* [Supplied data]:

--------------------------------

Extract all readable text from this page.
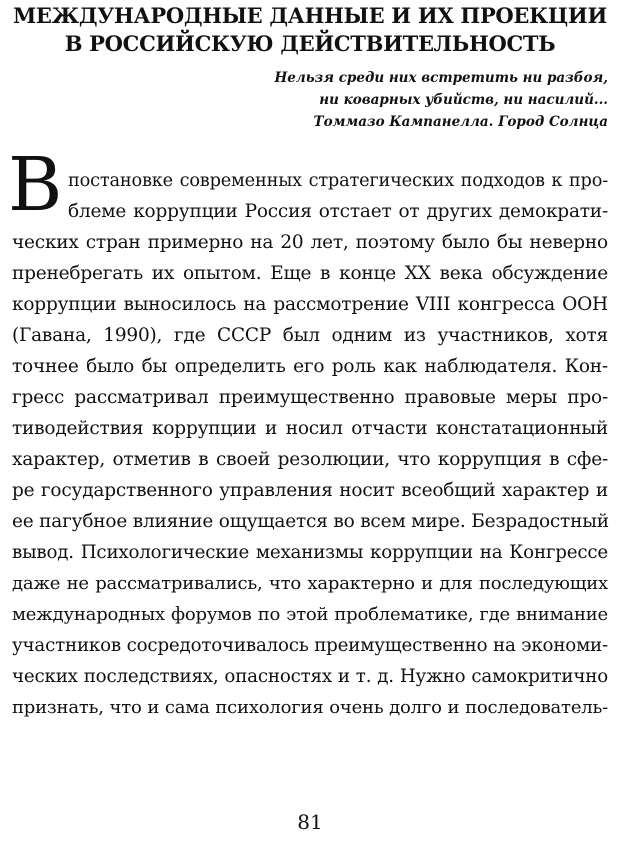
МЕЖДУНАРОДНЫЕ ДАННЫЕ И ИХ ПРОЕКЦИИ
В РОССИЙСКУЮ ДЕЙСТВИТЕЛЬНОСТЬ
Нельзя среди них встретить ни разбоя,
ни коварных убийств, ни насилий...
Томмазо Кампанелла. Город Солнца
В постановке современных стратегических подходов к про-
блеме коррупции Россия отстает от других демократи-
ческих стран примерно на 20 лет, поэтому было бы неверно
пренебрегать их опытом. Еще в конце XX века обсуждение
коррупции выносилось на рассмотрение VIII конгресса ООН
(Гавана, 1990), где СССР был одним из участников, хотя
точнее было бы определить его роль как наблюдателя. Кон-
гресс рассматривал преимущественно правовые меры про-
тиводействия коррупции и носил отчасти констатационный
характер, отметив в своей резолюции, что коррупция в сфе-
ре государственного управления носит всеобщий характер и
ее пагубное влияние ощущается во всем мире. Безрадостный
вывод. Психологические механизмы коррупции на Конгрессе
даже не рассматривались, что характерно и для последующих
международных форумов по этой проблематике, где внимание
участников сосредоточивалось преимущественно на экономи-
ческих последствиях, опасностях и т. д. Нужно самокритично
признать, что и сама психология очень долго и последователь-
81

--------------------------------

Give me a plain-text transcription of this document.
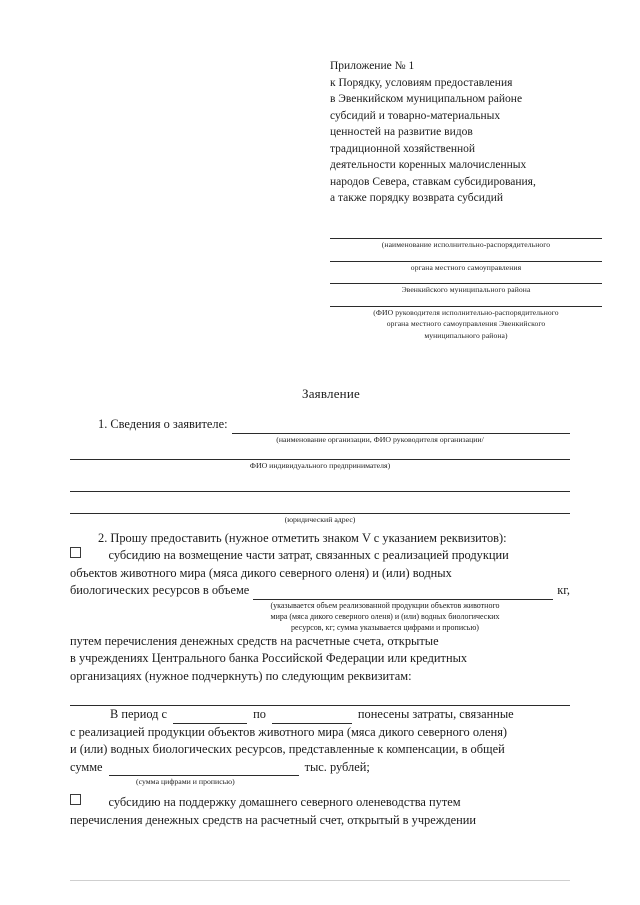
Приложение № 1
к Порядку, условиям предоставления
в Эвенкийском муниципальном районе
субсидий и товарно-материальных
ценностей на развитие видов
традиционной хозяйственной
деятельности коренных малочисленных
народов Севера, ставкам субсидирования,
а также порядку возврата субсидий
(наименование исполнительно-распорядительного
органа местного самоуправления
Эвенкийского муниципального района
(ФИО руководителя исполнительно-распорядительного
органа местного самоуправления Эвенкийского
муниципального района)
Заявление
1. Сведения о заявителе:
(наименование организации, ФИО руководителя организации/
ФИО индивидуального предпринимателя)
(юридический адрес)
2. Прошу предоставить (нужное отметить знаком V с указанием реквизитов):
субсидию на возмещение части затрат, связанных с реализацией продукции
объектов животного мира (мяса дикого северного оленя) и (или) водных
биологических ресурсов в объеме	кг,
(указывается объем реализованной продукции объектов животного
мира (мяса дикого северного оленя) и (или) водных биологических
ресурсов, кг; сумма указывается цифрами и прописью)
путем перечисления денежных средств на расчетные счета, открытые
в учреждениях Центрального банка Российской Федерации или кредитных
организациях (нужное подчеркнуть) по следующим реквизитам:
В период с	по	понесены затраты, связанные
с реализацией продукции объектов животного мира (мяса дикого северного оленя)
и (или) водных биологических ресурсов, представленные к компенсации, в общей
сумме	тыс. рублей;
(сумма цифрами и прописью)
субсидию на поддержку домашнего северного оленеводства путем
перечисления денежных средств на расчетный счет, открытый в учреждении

--------------------------------

Copy out every line with the word "средств".

* [Output for this exercise]:
путем перечисления денежных средств на расчетные счета, открытые
перечисления денежных средств на расчетный счет, открытый в учреждении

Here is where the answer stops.